## Direction
Every record must be repeated exactly, with no omission.

## Provided information
>>>

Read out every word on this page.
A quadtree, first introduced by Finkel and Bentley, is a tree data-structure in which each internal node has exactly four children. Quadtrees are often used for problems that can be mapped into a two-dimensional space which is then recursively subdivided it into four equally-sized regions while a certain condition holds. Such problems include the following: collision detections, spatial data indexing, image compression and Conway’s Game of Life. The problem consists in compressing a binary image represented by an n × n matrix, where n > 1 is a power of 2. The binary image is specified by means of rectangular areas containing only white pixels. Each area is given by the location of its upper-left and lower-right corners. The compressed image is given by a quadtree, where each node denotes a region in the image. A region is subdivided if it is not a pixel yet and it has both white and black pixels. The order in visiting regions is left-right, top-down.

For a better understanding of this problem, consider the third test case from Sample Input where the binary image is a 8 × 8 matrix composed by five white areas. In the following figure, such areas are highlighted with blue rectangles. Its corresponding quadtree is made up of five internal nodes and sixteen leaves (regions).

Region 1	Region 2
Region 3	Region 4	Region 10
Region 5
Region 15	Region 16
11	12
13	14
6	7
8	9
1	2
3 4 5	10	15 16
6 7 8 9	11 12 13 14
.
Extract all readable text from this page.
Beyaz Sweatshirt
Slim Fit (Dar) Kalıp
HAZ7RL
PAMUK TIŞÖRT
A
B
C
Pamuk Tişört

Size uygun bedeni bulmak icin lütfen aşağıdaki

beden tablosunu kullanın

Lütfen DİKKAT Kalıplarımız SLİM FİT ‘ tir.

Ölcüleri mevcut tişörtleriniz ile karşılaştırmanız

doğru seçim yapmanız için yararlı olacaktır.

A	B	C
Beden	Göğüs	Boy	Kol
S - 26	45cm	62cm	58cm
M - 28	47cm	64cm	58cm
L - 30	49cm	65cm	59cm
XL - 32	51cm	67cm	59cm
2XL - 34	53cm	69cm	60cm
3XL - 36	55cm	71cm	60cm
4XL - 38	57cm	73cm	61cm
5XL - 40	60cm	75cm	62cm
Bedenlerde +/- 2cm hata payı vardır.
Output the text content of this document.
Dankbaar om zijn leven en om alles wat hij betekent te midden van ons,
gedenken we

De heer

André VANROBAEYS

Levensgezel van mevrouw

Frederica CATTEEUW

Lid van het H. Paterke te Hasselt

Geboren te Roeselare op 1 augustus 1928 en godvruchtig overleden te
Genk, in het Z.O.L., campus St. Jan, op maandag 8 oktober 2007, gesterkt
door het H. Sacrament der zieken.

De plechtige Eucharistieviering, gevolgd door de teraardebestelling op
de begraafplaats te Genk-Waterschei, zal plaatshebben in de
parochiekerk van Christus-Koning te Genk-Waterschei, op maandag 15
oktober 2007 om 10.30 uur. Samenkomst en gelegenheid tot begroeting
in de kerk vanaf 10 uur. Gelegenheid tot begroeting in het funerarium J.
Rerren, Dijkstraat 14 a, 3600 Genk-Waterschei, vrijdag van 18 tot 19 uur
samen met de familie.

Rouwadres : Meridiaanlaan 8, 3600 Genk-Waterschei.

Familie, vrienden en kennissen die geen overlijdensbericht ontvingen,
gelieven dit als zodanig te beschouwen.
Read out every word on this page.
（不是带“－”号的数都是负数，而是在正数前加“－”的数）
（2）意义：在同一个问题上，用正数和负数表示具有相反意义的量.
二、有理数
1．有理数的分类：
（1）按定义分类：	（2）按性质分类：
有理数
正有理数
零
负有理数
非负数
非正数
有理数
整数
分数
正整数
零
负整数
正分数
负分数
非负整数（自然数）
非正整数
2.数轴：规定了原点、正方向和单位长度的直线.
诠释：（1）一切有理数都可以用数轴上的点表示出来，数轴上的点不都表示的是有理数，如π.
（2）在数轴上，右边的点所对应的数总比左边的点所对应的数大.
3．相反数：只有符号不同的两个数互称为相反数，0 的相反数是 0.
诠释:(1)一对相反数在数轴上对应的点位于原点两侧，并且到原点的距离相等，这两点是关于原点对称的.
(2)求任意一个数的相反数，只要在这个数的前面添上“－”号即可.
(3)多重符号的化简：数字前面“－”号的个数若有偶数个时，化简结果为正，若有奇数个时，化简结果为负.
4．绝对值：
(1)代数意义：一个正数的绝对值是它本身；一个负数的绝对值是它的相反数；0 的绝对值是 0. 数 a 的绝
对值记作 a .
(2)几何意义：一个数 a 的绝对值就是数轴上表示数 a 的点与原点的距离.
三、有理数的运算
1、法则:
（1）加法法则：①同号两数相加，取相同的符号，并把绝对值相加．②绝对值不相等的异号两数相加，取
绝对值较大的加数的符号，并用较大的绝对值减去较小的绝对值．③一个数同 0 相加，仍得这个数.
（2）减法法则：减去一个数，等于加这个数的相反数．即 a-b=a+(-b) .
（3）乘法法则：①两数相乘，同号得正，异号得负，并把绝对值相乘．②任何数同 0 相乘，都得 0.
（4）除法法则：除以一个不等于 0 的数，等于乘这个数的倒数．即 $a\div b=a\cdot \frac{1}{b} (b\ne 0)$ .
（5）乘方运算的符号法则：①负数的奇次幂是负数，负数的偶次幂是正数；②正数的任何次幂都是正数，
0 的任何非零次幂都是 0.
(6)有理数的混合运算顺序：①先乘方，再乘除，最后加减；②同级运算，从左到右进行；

<<<

## Written solution
Read out every word on this page.
A quadtree, first introduced by Finkel and Bentley, is a tree data-structure in which each internal node has exactly four children. Quadtrees are often used for problems that can be mapped into a two-dimensional space which is then recursively subdivided it into four equally-sized regions while a certain condition holds. Such problems include the following: collision detections, spatial data indexing, image compression and Conway’s Game of Life. The problem consists in compressing a binary image represented by an n × n matrix, where n > 1 is a power of 2. The binary image is specified by means of rectangular areas containing only white pixels. Each area is given by the location of its upper-left and lower-right corners. The compressed image is given by a quadtree, where each node denotes a region in the image. A region is subdivided if it is not a pixel yet and it has both white and black pixels. The order in visiting regions is left-right, top-down.

For a better understanding of this problem, consider the third test case from Sample Input where the binary image is a 8 × 8 matrix composed by five white areas. In the following figure, such areas are highlighted with blue rectangles. Its corresponding quadtree is made up of five internal nodes and sixteen leaves (regions).

Region 1	Region 2
Region 3	Region 4	Region 10
Region 5
Region 15	Region 16
11	12
13	14
6	7
8	9
1	2
3 4 5	10	15 16
6 7 8 9	11 12 13 14
.
Extract all readable text from this page.
Beyaz Sweatshirt
Slim Fit (Dar) Kalıp
HAZ7RL
PAMUK TIŞÖRT
A
B
C
Pamuk Tişört

Size uygun bedeni bulmak icin lütfen aşağıdaki

beden tablosunu kullanın

Lütfen DİKKAT Kalıplarımız SLİM FİT ‘ tir.

Ölcüleri mevcut tişörtleriniz ile karşılaştırmanız

doğru seçim yapmanız için yararlı olacaktır.

A	B	C
Beden	Göğüs	Boy	Kol
S - 26	45cm	62cm	58cm
M - 28	47cm	64cm	58cm
L - 30	49cm	65cm	59cm
XL - 32	51cm	67cm	59cm
2XL - 34	53cm	69cm	60cm
3XL - 36	55cm	71cm	60cm
4XL - 38	57cm	73cm	61cm
5XL - 40	60cm	75cm	62cm
Bedenlerde +/- 2cm hata payı vardır.
Output the text content of this document.
Dankbaar om zijn leven en om alles wat hij betekent te midden van ons,
gedenken we

De heer

André VANROBAEYS

Levensgezel van mevrouw

Frederica CATTEEUW

Lid van het H. Paterke te Hasselt

Geboren te Roeselare op 1 augustus 1928 en godvruchtig overleden te
Genk, in het Z.O.L., campus St. Jan, op maandag 8 oktober 2007, gesterkt
door het H. Sacrament der zieken.

De plechtige Eucharistieviering, gevolgd door de teraardebestelling op
de begraafplaats te Genk-Waterschei, zal plaatshebben in de
parochiekerk van Christus-Koning te Genk-Waterschei, op maandag 15
oktober 2007 om 10.30 uur. Samenkomst en gelegenheid tot begroeting
in de kerk vanaf 10 uur. Gelegenheid tot begroeting in het funerarium J.
Rerren, Dijkstraat 14 a, 3600 Genk-Waterschei, vrijdag van 18 tot 19 uur
samen met de familie.

Rouwadres : Meridiaanlaan 8, 3600 Genk-Waterschei.

Familie, vrienden en kennissen die geen overlijdensbericht ontvingen,
gelieven dit als zodanig te beschouwen.
Read out every word on this page.
（不是带“－”号的数都是负数，而是在正数前加“－”的数）
（2）意义：在同一个问题上，用正数和负数表示具有相反意义的量.
二、有理数
1．有理数的分类：
（1）按定义分类：	（2）按性质分类：
有理数
正有理数
零
负有理数
非负数
非正数
有理数
整数
分数
正整数
零
负整数
正分数
负分数
非负整数（自然数）
非正整数
2.数轴：规定了原点、正方向和单位长度的直线.
诠释：（1）一切有理数都可以用数轴上的点表示出来，数轴上的点不都表示的是有理数，如π.
（2）在数轴上，右边的点所对应的数总比左边的点所对应的数大.
3．相反数：只有符号不同的两个数互称为相反数，0 的相反数是 0.
诠释:(1)一对相反数在数轴上对应的点位于原点两侧，并且到原点的距离相等，这两点是关于原点对称的.
(2)求任意一个数的相反数，只要在这个数的前面添上“－”号即可.
(3)多重符号的化简：数字前面“－”号的个数若有偶数个时，化简结果为正，若有奇数个时，化简结果为负.
4．绝对值：
(1)代数意义：一个正数的绝对值是它本身；一个负数的绝对值是它的相反数；0 的绝对值是 0. 数 a 的绝
对值记作 a .
(2)几何意义：一个数 a 的绝对值就是数轴上表示数 a 的点与原点的距离.
三、有理数的运算
1、法则:
（1）加法法则：①同号两数相加，取相同的符号，并把绝对值相加．②绝对值不相等的异号两数相加，取
绝对值较大的加数的符号，并用较大的绝对值减去较小的绝对值．③一个数同 0 相加，仍得这个数.
（2）减法法则：减去一个数，等于加这个数的相反数．即 a-b=a+(-b) .
（3）乘法法则：①两数相乘，同号得正，异号得负，并把绝对值相乘．②任何数同 0 相乘，都得 0.
（4）除法法则：除以一个不等于 0 的数，等于乘这个数的倒数．即 $a\div b=a\cdot \frac{1}{b} (b\ne 0)$ .
（5）乘方运算的符号法则：①负数的奇次幂是负数，负数的偶次幂是正数；②正数的任何次幂都是正数，
0 的任何非零次幂都是 0.
(6)有理数的混合运算顺序：①先乘方，再乘除，最后加减；②同级运算，从左到右进行；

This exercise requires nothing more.